--- START OF Exercise input ---

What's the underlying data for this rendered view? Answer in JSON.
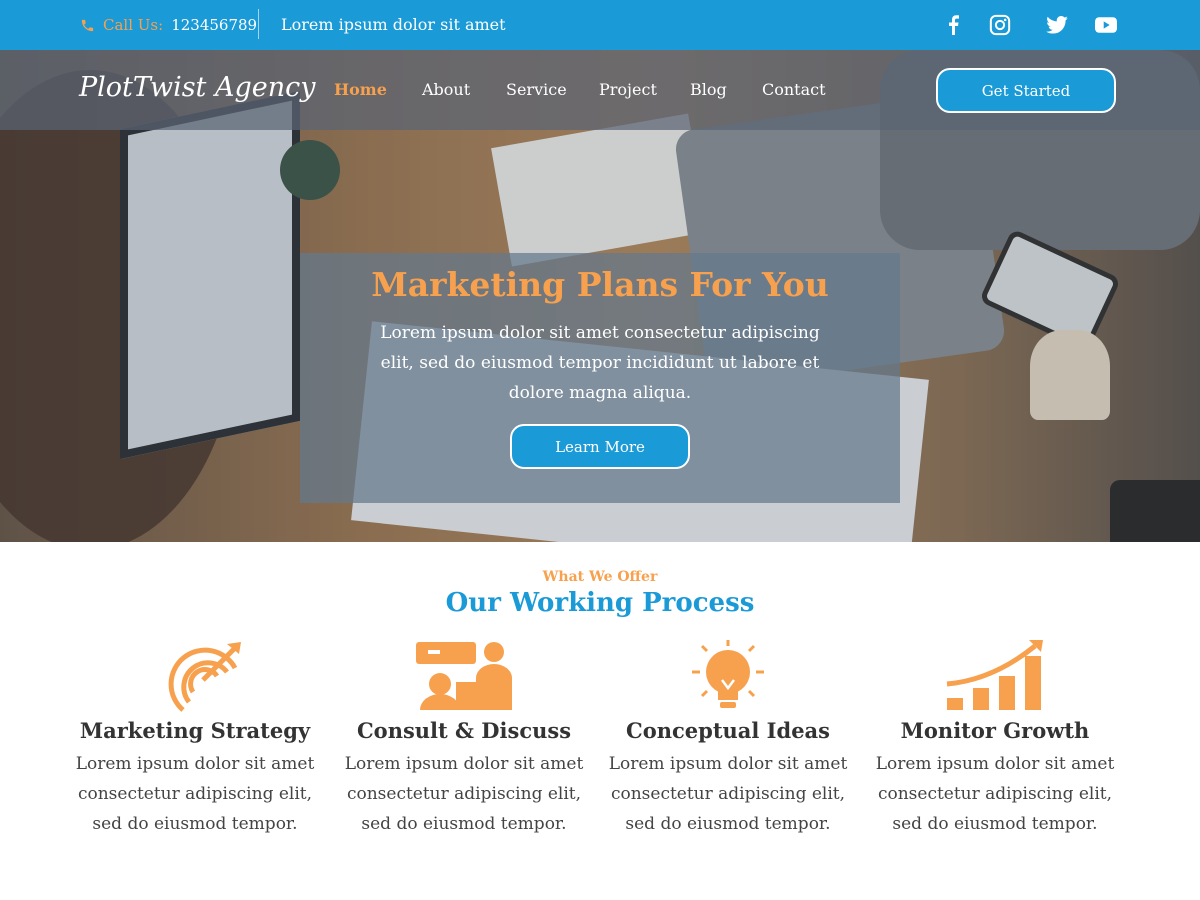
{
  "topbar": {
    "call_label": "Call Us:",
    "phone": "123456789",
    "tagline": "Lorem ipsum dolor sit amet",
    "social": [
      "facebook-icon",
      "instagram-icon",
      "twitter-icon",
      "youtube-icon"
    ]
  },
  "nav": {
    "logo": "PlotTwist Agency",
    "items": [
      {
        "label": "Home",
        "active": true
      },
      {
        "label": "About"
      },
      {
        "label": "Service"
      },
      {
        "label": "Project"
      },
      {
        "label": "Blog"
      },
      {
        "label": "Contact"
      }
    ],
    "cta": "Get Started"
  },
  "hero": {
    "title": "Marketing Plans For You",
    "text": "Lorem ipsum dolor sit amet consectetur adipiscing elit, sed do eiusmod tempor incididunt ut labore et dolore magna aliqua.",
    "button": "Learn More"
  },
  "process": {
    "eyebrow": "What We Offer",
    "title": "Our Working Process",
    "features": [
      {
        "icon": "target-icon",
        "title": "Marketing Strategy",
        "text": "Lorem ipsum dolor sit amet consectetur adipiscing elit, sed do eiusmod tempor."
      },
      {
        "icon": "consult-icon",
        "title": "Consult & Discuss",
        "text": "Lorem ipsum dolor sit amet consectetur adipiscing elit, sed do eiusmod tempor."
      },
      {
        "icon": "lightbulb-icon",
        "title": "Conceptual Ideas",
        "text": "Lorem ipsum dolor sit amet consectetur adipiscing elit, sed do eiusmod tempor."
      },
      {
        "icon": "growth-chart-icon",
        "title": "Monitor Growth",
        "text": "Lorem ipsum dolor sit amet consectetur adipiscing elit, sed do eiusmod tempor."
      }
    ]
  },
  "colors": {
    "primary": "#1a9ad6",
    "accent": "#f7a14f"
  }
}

--- END OF Exercise input ---

> **Given instruction**
Go through the entries above and print each one exactly, minus the pictures.

> **Expected answer**
What's the underlying data for this rendered view? Answer in JSON.
{
  "topbar": {
    "call_label": "Call Us:",
    "phone": "123456789",
    "tagline": "Lorem ipsum dolor sit amet",
    "social": [
      "facebook-icon",
      "instagram-icon",
      "twitter-icon",
      "youtube-icon"
    ]
  },
  "nav": {
    "logo": "PlotTwist Agency",
    "items": [
      {
        "label": "Home",
        "active": true
      },
      {
        "label": "About"
      },
      {
        "label": "Service"
      },
      {
        "label": "Project"
      },
      {
        "label": "Blog"
      },
      {
        "label": "Contact"
      }
    ],
    "cta": "Get Started"
  },
  "hero": {
    "title": "Marketing Plans For You",
    "text": "Lorem ipsum dolor sit amet consectetur adipiscing elit, sed do eiusmod tempor incididunt ut labore et dolore magna aliqua.",
    "button": "Learn More"
  },
  "process": {
    "eyebrow": "What We Offer",
    "title": "Our Working Process",
    "features": [
      {
        "icon": "target-icon",
        "title": "Marketing Strategy",
        "text": "Lorem ipsum dolor sit amet consectetur adipiscing elit, sed do eiusmod tempor."
      },
      {
        "icon": "consult-icon",
        "title": "Consult & Discuss",
        "text": "Lorem ipsum dolor sit amet consectetur adipiscing elit, sed do eiusmod tempor."
      },
      {
        "icon": "lightbulb-icon",
        "title": "Conceptual Ideas",
        "text": "Lorem ipsum dolor sit amet consectetur adipiscing elit, sed do eiusmod tempor."
      },
      {
        "icon": "growth-chart-icon",
        "title": "Monitor Growth",
        "text": "Lorem ipsum dolor sit amet consectetur adipiscing elit, sed do eiusmod tempor."
      }
    ]
  },
  "colors": {
    "primary": "#1a9ad6",
    "accent": "#f7a14f"
  }
}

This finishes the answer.